[Stored entries]
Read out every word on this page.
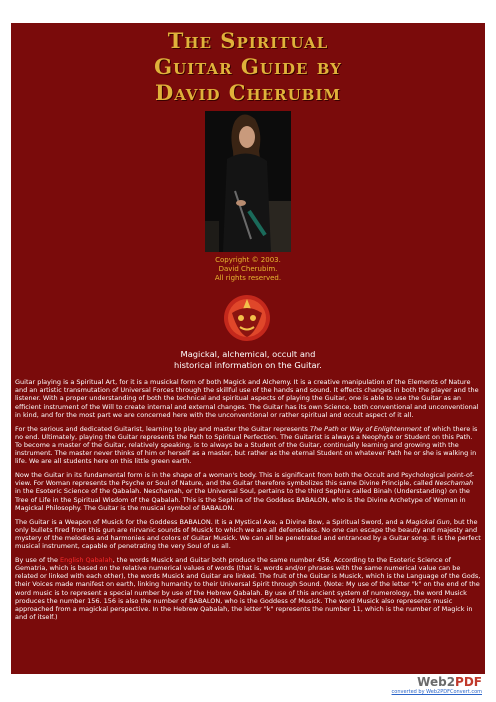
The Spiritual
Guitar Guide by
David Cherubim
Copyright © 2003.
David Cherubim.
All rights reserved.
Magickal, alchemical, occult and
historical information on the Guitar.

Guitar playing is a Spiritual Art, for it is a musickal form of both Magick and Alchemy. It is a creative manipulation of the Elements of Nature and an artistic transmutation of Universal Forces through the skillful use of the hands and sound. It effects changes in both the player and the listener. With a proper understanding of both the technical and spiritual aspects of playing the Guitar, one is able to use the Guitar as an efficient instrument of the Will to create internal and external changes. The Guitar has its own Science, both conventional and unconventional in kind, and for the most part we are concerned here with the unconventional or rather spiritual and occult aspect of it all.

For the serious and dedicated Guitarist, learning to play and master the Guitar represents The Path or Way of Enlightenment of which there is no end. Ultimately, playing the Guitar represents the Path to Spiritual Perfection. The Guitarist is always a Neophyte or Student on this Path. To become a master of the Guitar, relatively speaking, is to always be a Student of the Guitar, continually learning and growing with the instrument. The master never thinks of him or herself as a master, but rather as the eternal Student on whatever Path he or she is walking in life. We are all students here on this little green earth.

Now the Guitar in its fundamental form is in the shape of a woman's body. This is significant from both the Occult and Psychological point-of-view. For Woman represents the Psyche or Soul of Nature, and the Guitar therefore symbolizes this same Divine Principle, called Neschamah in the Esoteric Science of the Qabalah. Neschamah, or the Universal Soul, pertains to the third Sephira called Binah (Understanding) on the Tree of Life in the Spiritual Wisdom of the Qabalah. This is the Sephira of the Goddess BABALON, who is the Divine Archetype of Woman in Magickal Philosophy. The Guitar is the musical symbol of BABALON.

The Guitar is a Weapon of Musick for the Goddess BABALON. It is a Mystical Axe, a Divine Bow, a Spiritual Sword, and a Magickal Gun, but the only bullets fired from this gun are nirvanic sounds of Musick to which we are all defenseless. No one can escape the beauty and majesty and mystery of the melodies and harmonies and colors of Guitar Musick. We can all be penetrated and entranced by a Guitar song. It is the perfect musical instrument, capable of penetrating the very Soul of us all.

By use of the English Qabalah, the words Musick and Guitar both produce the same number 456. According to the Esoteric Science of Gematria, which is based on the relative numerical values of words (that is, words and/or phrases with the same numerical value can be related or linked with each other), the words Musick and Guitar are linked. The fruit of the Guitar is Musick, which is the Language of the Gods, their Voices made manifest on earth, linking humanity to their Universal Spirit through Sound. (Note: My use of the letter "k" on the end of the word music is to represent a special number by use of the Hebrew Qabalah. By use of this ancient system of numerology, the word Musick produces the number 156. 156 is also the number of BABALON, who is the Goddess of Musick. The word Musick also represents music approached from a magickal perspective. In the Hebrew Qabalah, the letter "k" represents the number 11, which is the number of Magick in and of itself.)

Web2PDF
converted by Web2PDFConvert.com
---
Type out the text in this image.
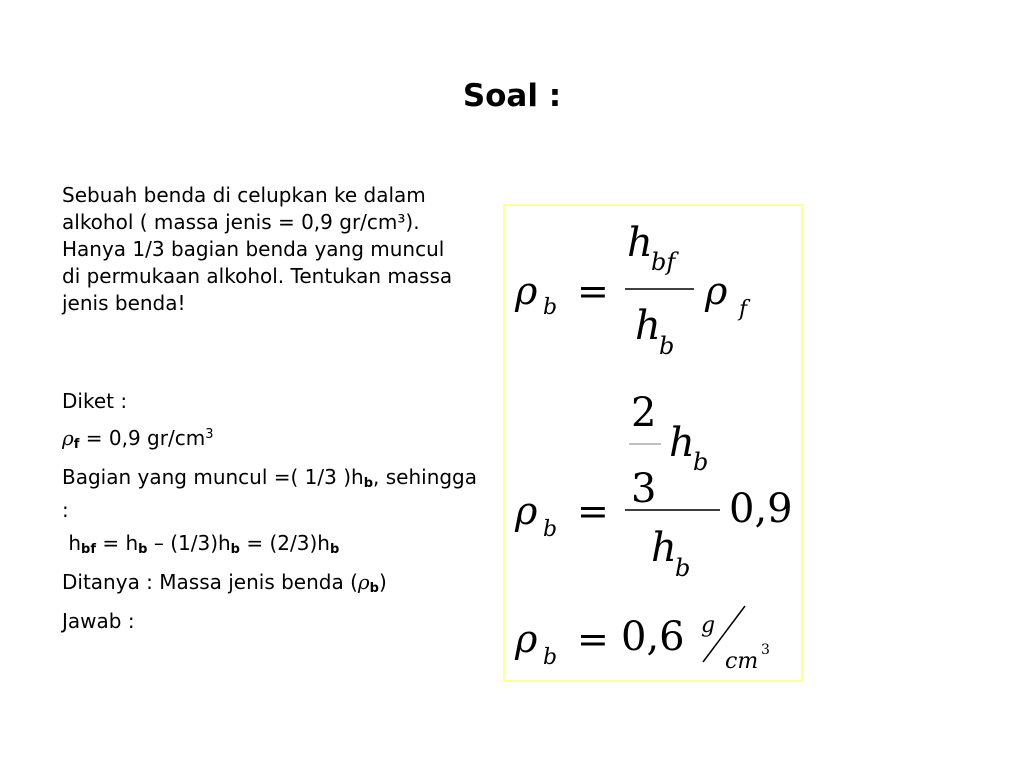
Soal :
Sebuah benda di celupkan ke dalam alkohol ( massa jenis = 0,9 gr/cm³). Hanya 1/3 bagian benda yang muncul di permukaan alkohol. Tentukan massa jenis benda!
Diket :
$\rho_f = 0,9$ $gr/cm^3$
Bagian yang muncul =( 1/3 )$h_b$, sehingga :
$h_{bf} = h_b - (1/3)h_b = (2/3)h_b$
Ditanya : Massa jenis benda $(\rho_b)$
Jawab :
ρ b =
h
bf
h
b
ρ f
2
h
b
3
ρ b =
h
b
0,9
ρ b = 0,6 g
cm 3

SHORT TASK
For each line of the entries that includes "rather", show that line.

SOLVED EXERCISE
Guitar playing is a Spiritual Art, for it is a musickal form of both Magick and Alchemy. It is a creative manipulation of the Elements of Nature and an artistic transmutation of Universal Forces through the skillful use of the hands and sound. It effects changes in both the player and the listener. With a proper understanding of both the technical and spiritual aspects of playing the Guitar, one is able to use the Guitar as an efficient instrument of the Will to create internal and external changes. The Guitar has its own Science, both conventional and unconventional in kind, and for the most part we are concerned here with the unconventional or rather spiritual and occult aspect of it all.
For the serious and dedicated Guitarist, learning to play and master the Guitar represents The Path or Way of Enlightenment of which there is no end. Ultimately, playing the Guitar represents the Path to Spiritual Perfection. The Guitarist is always a Neophyte or Student on this Path. To become a master of the Guitar, relatively speaking, is to always be a Student of the Guitar, continually learning and growing with the instrument. The master never thinks of him or herself as a master, but rather as the eternal Student on whatever Path he or she is walking in life. We are all students here on this little green earth.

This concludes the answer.